- AIM OF THE TASK
Check each line of the listing, and copy it if it contains the word "axle".

- DATA LINES
^^^^^^^^^^^^^^^^

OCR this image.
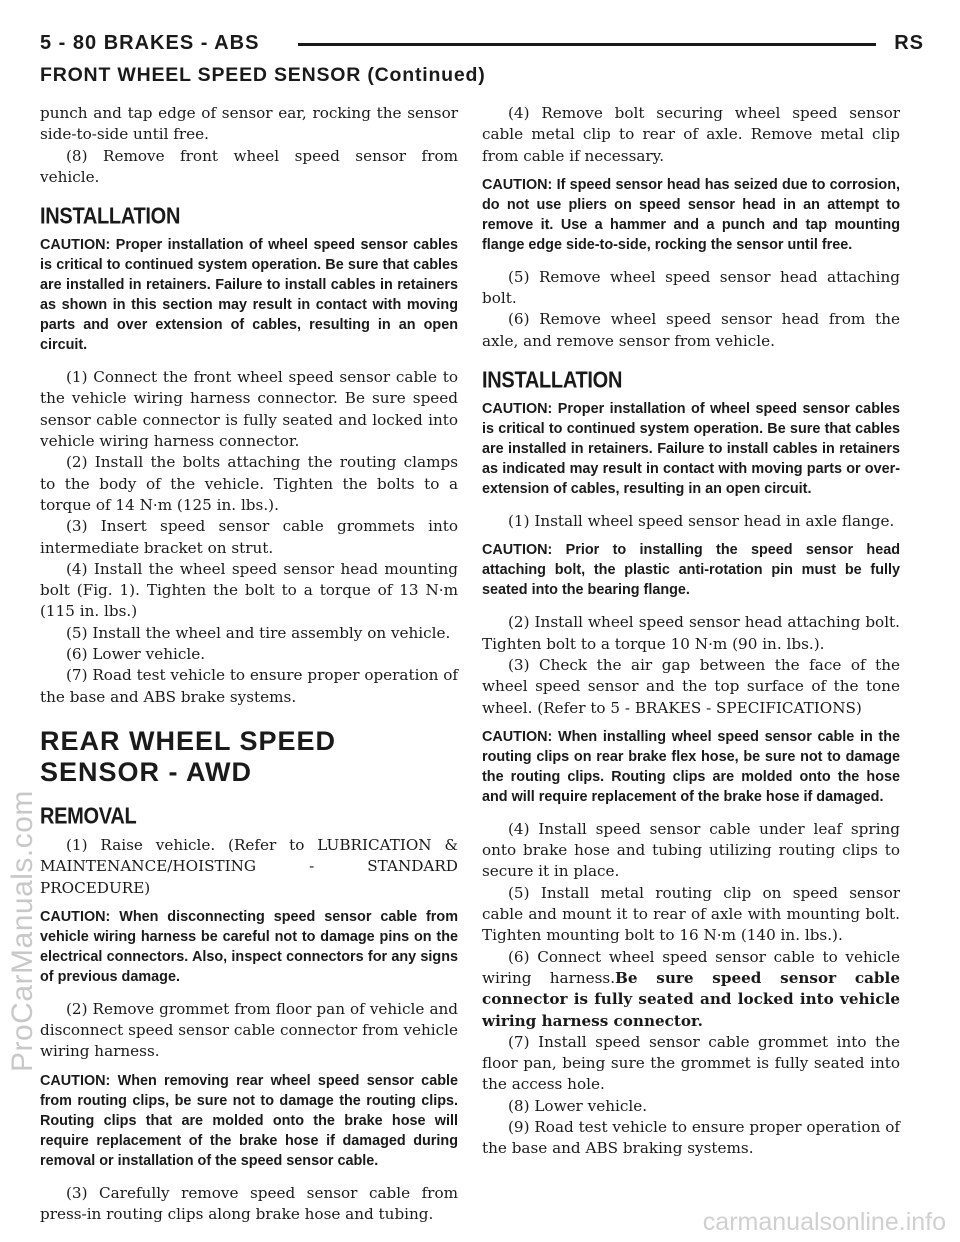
5 - 80 BRAKES - ABS	RS
FRONT WHEEL SPEED SENSOR (Continued)

punch and tap edge of sensor ear, rocking the sensor side-to-side until free.

(8) Remove front wheel speed sensor from vehicle.

INSTALLATION
CAUTION: Proper installation of wheel speed sensor cables is critical to continued system operation. Be sure that cables are installed in retainers. Failure to install cables in retainers as shown in this section may result in contact with moving parts and over extension of cables, resulting in an open circuit.

(1) Connect the front wheel speed sensor cable to the vehicle wiring harness connector. Be sure speed sensor cable connector is fully seated and locked into vehicle wiring harness connector.

(2) Install the bolts attaching the routing clamps to the body of the vehicle. Tighten the bolts to a torque of 14 N·m (125 in. lbs.).

(3) Insert speed sensor cable grommets into intermediate bracket on strut.

(4) Install the wheel speed sensor head mounting bolt (Fig. 1). Tighten the bolt to a torque of 13 N·m (115 in. lbs.)

(5) Install the wheel and tire assembly on vehicle.

(6) Lower vehicle.

(7) Road test vehicle to ensure proper operation of the base and ABS brake systems.

REAR WHEEL SPEED SENSOR - AWD
REMOVAL

(1) Raise vehicle. (Refer to LUBRICATION & MAINTENANCE/HOISTING - STANDARD PROCEDURE)

CAUTION: When disconnecting speed sensor cable from vehicle wiring harness be careful not to damage pins on the electrical connectors. Also, inspect connectors for any signs of previous damage.

(2) Remove grommet from floor pan of vehicle and disconnect speed sensor cable connector from vehicle wiring harness.

CAUTION: When removing rear wheel speed sensor cable from routing clips, be sure not to damage the routing clips. Routing clips that are molded onto the brake hose will require replacement of the brake hose if damaged during removal or installation of the speed sensor cable.

(3) Carefully remove speed sensor cable from press-in routing clips along brake hose and tubing.

(4) Remove bolt securing wheel speed sensor cable metal clip to rear of axle. Remove metal clip from cable if necessary.

CAUTION: If speed sensor head has seized due to corrosion, do not use pliers on speed sensor head in an attempt to remove it. Use a hammer and a punch and tap mounting flange edge side-to-side, rocking the sensor until free.

(5) Remove wheel speed sensor head attaching bolt.

(6) Remove wheel speed sensor head from the axle, and remove sensor from vehicle.

INSTALLATION
CAUTION: Proper installation of wheel speed sensor cables is critical to continued system operation. Be sure that cables are installed in retainers. Failure to install cables in retainers as indicated may result in contact with moving parts or over-extension of cables, resulting in an open circuit.

(1) Install wheel speed sensor head in axle flange.

CAUTION: Prior to installing the speed sensor head attaching bolt, the plastic anti-rotation pin must be fully seated into the bearing flange.

(2) Install wheel speed sensor head attaching bolt. Tighten bolt to a torque 10 N·m (90 in. lbs.).

(3) Check the air gap between the face of the wheel speed sensor and the top surface of the tone wheel. (Refer to 5 - BRAKES - SPECIFICATIONS)

CAUTION: When installing wheel speed sensor cable in the routing clips on rear brake flex hose, be sure not to damage the routing clips. Routing clips are molded onto the hose and will require replacement of the brake hose if damaged.

(4) Install speed sensor cable under leaf spring onto brake hose and tubing utilizing routing clips to secure it in place.

(5) Install metal routing clip on speed sensor cable and mount it to rear of axle with mounting bolt. Tighten mounting bolt to 16 N·m (140 in. lbs.).

(6) Connect wheel speed sensor cable to vehicle wiring harness.Be sure speed sensor cable connector is fully seated and locked into vehicle wiring harness connector.

(7) Install speed sensor cable grommet into the floor pan, being sure the grommet is fully seated into the access hole.

(8) Lower vehicle.

(9) Road test vehicle to ensure proper operation of the base and ABS braking systems.

ProCarManuals.com
carmanualsonline.info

^^^^^^^^^^^^^^^^

- ANSWER TO THE TASK
(4) Remove bolt securing wheel speed sensor cable metal clip to rear of axle. Remove metal clip from cable if necessary.
(6) Remove wheel speed sensor head from the axle, and remove sensor from vehicle.
(1) Install wheel speed sensor head in axle flange.
(5) Install metal routing clip on speed sensor cable and mount it to rear of axle with mounting bolt. Tighten mounting bolt to 16 N·m (140 in. lbs.).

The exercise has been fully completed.